(Recorded data)
•••

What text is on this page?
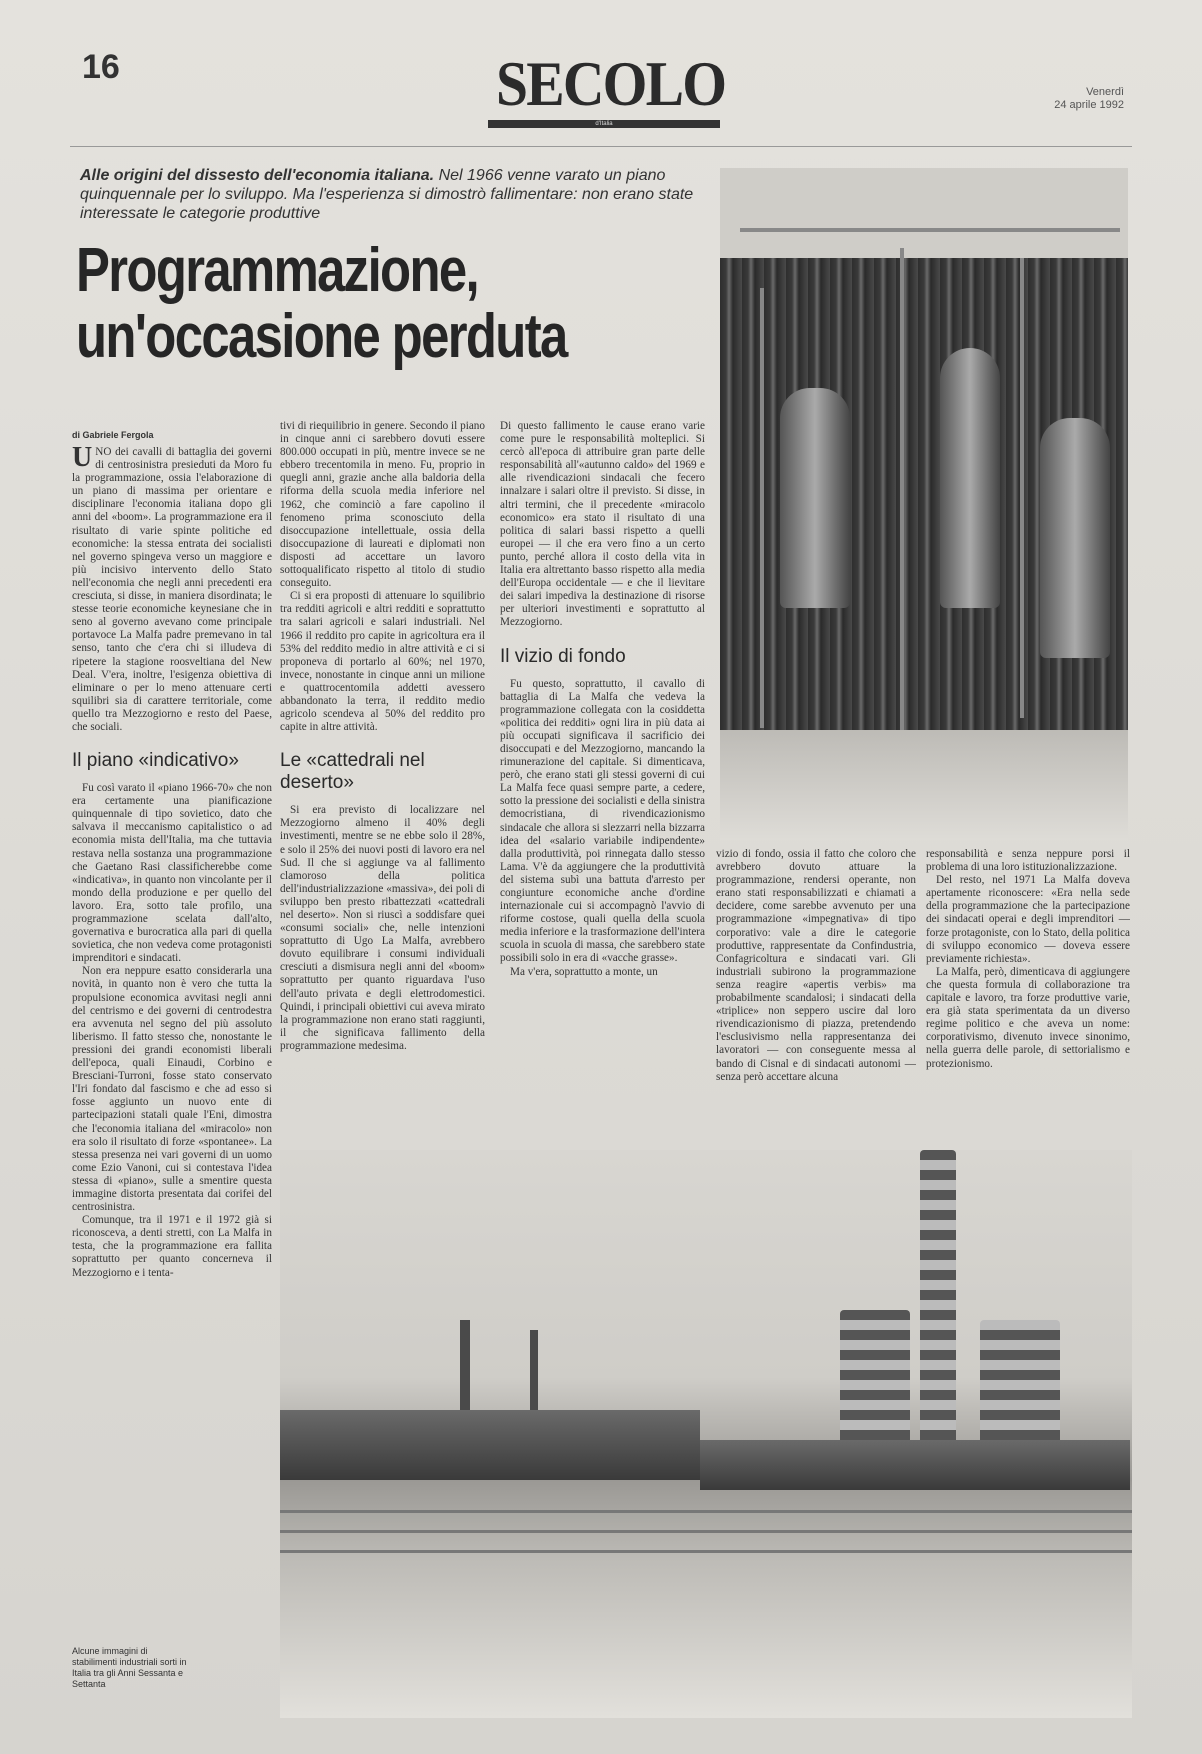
16	SECOLO
d'Italia
Venerdì
24 aprile 1992
Alle origini del dissesto dell'economia italiana. Nel 1966 venne varato un piano quinquennale per lo sviluppo. Ma l'esperienza si dimostrò fallimentare: non erano state interessate le categorie produttive
Programmazione,
un'occasione perduta
di Gabriele Fergola

UNO dei cavalli di battaglia dei governi di centrosinistra presieduti da Moro fu la programmazione, ossia l'elaborazione di un piano di massima per orientare e disciplinare l'economia italiana dopo gli anni del «boom». La programmazione era il risultato di varie spinte politiche ed economiche: la stessa entrata dei socialisti nel governo spingeva verso un maggiore e più incisivo intervento dello Stato nell'economia che negli anni precedenti era cresciuta, si disse, in maniera disordinata; le stesse teorie economiche keynesiane che in seno al governo avevano come principale portavoce La Malfa padre premevano in tal senso, tanto che c'era chi si illudeva di ripetere la stagione roosveltiana del New Deal. V'era, inoltre, l'esigenza obiettiva di eliminare o per lo meno attenuare certi squilibri sia di carattere territoriale, come quello tra Mezzogiorno e resto del Paese, che sociali.

Il piano «indicativo»

Fu così varato il «piano 1966-70» che non era certamente una pianificazione quinquennale di tipo sovietico, dato che salvava il meccanismo capitalistico o ad economia mista dell'Italia, ma che tuttavia restava nella sostanza una programmazione che Gaetano Rasi classificherebbe come «indicativa», in quanto non vincolante per il mondo della produzione e per quello del lavoro. Era, sotto tale profilo, una programmazione scelata dall'alto, governativa e burocratica alla pari di quella sovietica, che non vedeva come protagonisti imprenditori e sindacati.

Non era neppure esatto considerarla una novità, in quanto non è vero che tutta la propulsione economica avvitasi negli anni del centrismo e dei governi di centrodestra era avvenuta nel segno del più assoluto liberismo. Il fatto stesso che, nonostante le pressioni dei grandi economisti liberali dell'epoca, quali Einaudi, Corbino e Bresciani-Turroni, fosse stato conservato l'Iri fondato dal fascismo e che ad esso si fosse aggiunto un nuovo ente di partecipazioni statali quale l'Eni, dimostra che l'economia italiana del «miracolo» non era solo il risultato di forze «spontanee». La stessa presenza nei vari governi di un uomo come Ezio Vanoni, cui si contestava l'idea stessa di «piano», sulle a smentire questa immagine distorta presentata dai corifei del centrosinistra.

Comunque, tra il 1971 e il 1972 già si riconosceva, a denti stretti, con La Malfa in testa, che la programmazione era fallita soprattutto per quanto concerneva il Mezzogiorno e i tenta-

tivi di riequilibrio in genere. Secondo il piano in cinque anni ci sarebbero dovuti essere 800.000 occupati in più, mentre invece se ne ebbero trecentomila in meno. Fu, proprio in quegli anni, grazie anche alla baldoria della riforma della scuola media inferiore nel 1962, che cominciò a fare capolino il fenomeno prima sconosciuto della disoccupazione intellettuale, ossia della disoccupazione di laureati e diplomati non disposti ad accettare un lavoro sottoqualificato rispetto al titolo di studio conseguito.

Ci si era proposti di attenuare lo squilibrio tra redditi agricoli e altri redditi e soprattutto tra salari agricoli e salari industriali. Nel 1966 il reddito pro capite in agricoltura era il 53% del reddito medio in altre attività e ci si proponeva di portarlo al 60%; nel 1970, invece, nonostante in cinque anni un milione e quattrocentomila addetti avessero abbandonato la terra, il reddito medio agricolo scendeva al 50% del reddito pro capite in altre attività.

Le «cattedrali nel deserto»

Si era previsto di localizzare nel Mezzogiorno almeno il 40% degli investimenti, mentre se ne ebbe solo il 28%, e solo il 25% dei nuovi posti di lavoro era nel Sud. Il che si aggiunge va al fallimento clamoroso della politica dell'industrializzazione «massiva», dei poli di sviluppo ben presto ribattezzati «cattedrali nel deserto». Non si riuscì a soddisfare quei «consumi sociali» che, nelle intenzioni soprattutto di Ugo La Malfa, avrebbero dovuto equilibrare i consumi individuali cresciuti a dismisura negli anni del «boom» soprattutto per quanto riguardava l'uso dell'auto privata e degli elettrodomestici. Quindi, i principali obiettivi cui aveva mirato la programmazione non erano stati raggiunti, il che significava fallimento della programmazione medesima.

Di questo fallimento le cause erano varie come pure le responsabilità molteplici. Si cercò all'epoca di attribuire gran parte delle responsabilità all'«autunno caldo» del 1969 e alle rivendicazioni sindacali che fecero innalzare i salari oltre il previsto. Si disse, in altri termini, che il precedente «miracolo economico» era stato il risultato di una politica di salari bassi rispetto a quelli europei — il che era vero fino a un certo punto, perché allora il costo della vita in Italia era altrettanto basso rispetto alla media dell'Europa occidentale — e che il lievitare dei salari impediva la destinazione di risorse per ulteriori investimenti e soprattutto al Mezzogiorno.

Il vizio di fondo

Fu questo, soprattutto, il cavallo di battaglia di La Malfa che vedeva la programmazione collegata con la cosiddetta «politica dei redditi» ogni lira in più data ai più occupati significava il sacrificio dei disoccupati e del Mezzogiorno, mancando la rimunerazione del capitale. Si dimenticava, però, che erano stati gli stessi governi di cui La Malfa fece quasi sempre parte, a cedere, sotto la pressione dei socialisti e della sinistra democristiana, di rivendicazionismo sindacale che allora si slezzarri nella bizzarra idea del «salario variabile indipendente» dalla produttività, poi rinnegata dallo stesso Lama. V'è da aggiungere che la produttività del sistema subì una battuta d'arresto per congiunture economiche anche d'ordine internazionale cui si accompagnò l'avvio di riforme costose, quali quella della scuola media inferiore e la trasformazione dell'intera scuola in scuola di massa, che sarebbero state possibili solo in era di «vacche grasse».

Ma v'era, soprattutto a monte, un

vizio di fondo, ossia il fatto che coloro che avrebbero dovuto attuare la programmazione, rendersi operante, non erano stati responsabilizzati e chiamati a decidere, come sarebbe avvenuto per una programmazione «impegnativa» di tipo corporativo: vale a dire le categorie produttive, rappresentate da Confindustria, Confagricoltura e sindacati vari. Gli industriali subirono la programmazione senza reagire «apertis verbis» ma probabilmente scandalosi; i sindacati della «triplice» non seppero uscire dal loro rivendicazionismo di piazza, pretendendo l'esclusivismo nella rappresentanza dei lavoratori — con conseguente messa al bando di Cisnal e di sindacati autonomi — senza però accettare alcuna

responsabilità e senza neppure porsi il problema di una loro istituzionalizzazione.

Del resto, nel 1971 La Malfa doveva apertamente riconoscere: «Era nella sede della programmazione che la partecipazione dei sindacati operai e degli imprenditori — forze protagoniste, con lo Stato, della politica di sviluppo economico — doveva essere previamente richiesta».

La Malfa, però, dimenticava di aggiungere che questa formula di collaborazione tra capitale e lavoro, tra forze produttive varie, era già stata sperimentata da un diverso regime politico e che aveva un nome: corporativismo, divenuto invece sinonimo, nella guerra delle parole, di settorialismo e protezionismo.

Alcune immagini di stabilimenti industriali sorti in Italia tra gli Anni Sessanta e Settanta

•••

▶ **Your objective**:
Only the number should be given: how many lines of the data contain the word "economico"?

▶ **Written reply**:
2